INSTRUCTION :: Leave out the pictures; transcribe all else exactly.

□ □ □ □

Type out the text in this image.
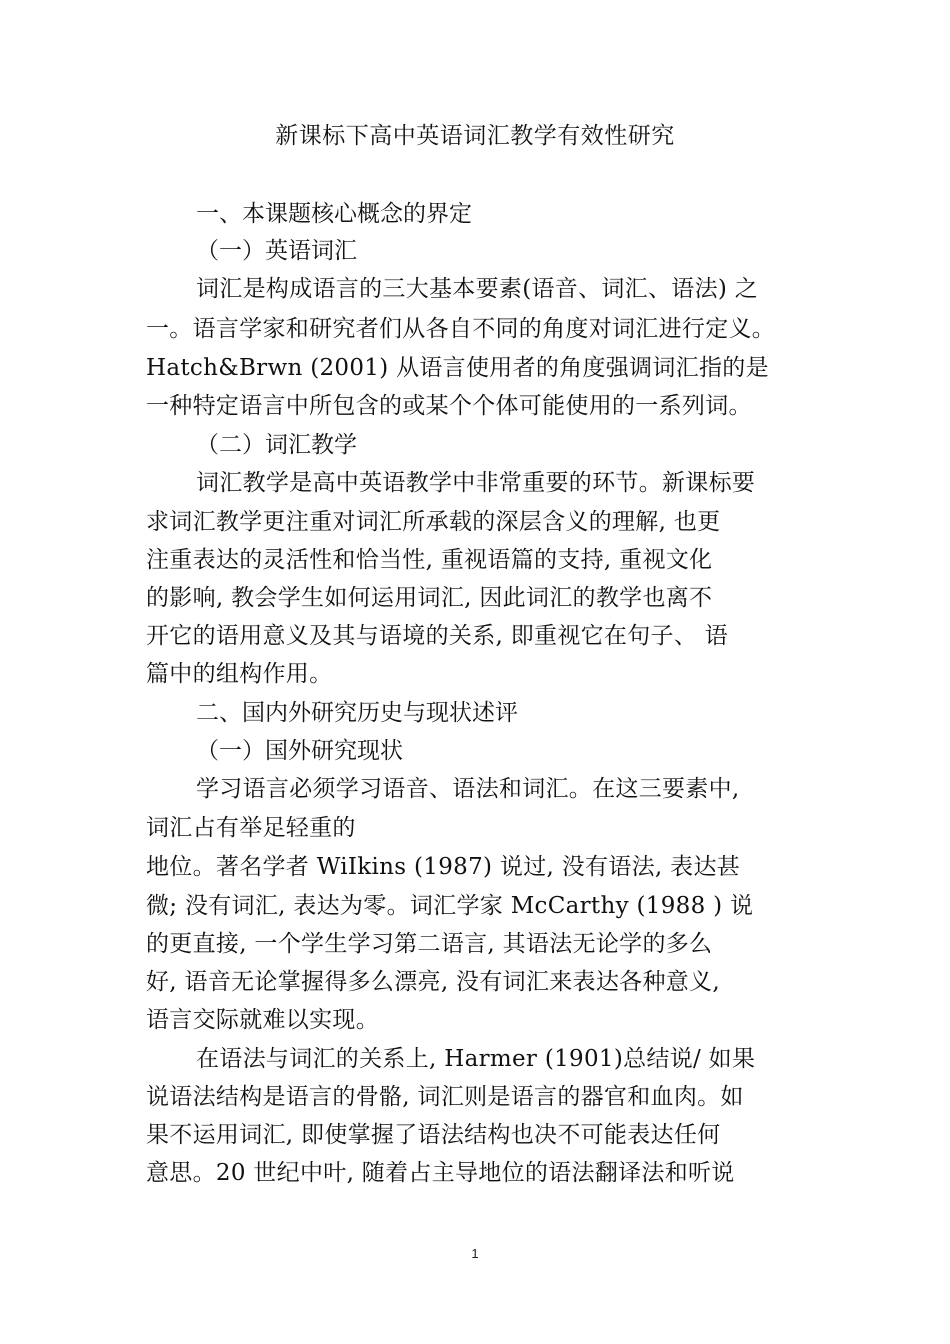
新课标下高中英语词汇教学有效性研究
一、本课题核心概念的界定
（一）英语词汇
词汇是构成语言的三大基本要素(语音、词汇、语法) 之
一。语言学家和研究者们从各自不同的角度对词汇进行定义。
Hatch&Brwn (2001) 从语言使用者的角度强调词汇指的是
一种特定语言中所包含的或某个个体可能使用的一系列词。
（二）词汇教学
词汇教学是高中英语教学中非常重要的环节。新课标要
求词汇教学更注重对词汇所承载的深层含义的理解, 也更
注重表达的灵活性和恰当性, 重视语篇的支持, 重视文化
的影响, 教会学生如何运用词汇, 因此词汇的教学也离不
开它的语用意义及其与语境的关系, 即重视它在句子、 语
篇中的组构作用。
二、国内外研究历史与现状述评
（一）国外研究现状
学习语言必须学习语音、语法和词汇。在这三要素中,
词汇占有举足轻重的
地位。著名学者 WiIkins (1987) 说过, 没有语法, 表达甚
微; 没有词汇, 表达为零。词汇学家 McCarthy (1988 ) 说
的更直接, 一个学生学习第二语言, 其语法无论学的多么
好, 语音无论掌握得多么漂亮, 没有词汇来表达各种意义,
语言交际就难以实现。
在语法与词汇的关系上, Harmer (1901)总结说/ 如果
说语法结构是语言的骨骼, 词汇则是语言的器官和血肉。如
果不运用词汇, 即使掌握了语法结构也决不可能表达任何
意思。20 世纪中叶, 随着占主导地位的语法翻译法和听说
1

□ □ □ □

THE RESPONSE ::
Type out the text in this image.
新课标下高中英语词汇教学有效性研究
一、本课题核心概念的界定
（一）英语词汇
词汇是构成语言的三大基本要素(语音、词汇、语法) 之
一。语言学家和研究者们从各自不同的角度对词汇进行定义。
Hatch&Brwn (2001) 从语言使用者的角度强调词汇指的是
一种特定语言中所包含的或某个个体可能使用的一系列词。
（二）词汇教学
词汇教学是高中英语教学中非常重要的环节。新课标要
求词汇教学更注重对词汇所承载的深层含义的理解, 也更
注重表达的灵活性和恰当性, 重视语篇的支持, 重视文化
的影响, 教会学生如何运用词汇, 因此词汇的教学也离不
开它的语用意义及其与语境的关系, 即重视它在句子、 语
篇中的组构作用。
二、国内外研究历史与现状述评
（一）国外研究现状
学习语言必须学习语音、语法和词汇。在这三要素中,
词汇占有举足轻重的
地位。著名学者 WiIkins (1987) 说过, 没有语法, 表达甚
微; 没有词汇, 表达为零。词汇学家 McCarthy (1988 ) 说
的更直接, 一个学生学习第二语言, 其语法无论学的多么
好, 语音无论掌握得多么漂亮, 没有词汇来表达各种意义,
语言交际就难以实现。
在语法与词汇的关系上, Harmer (1901)总结说/ 如果
说语法结构是语言的骨骼, 词汇则是语言的器官和血肉。如
果不运用词汇, 即使掌握了语法结构也决不可能表达任何
意思。20 世纪中叶, 随着占主导地位的语法翻译法和听说
1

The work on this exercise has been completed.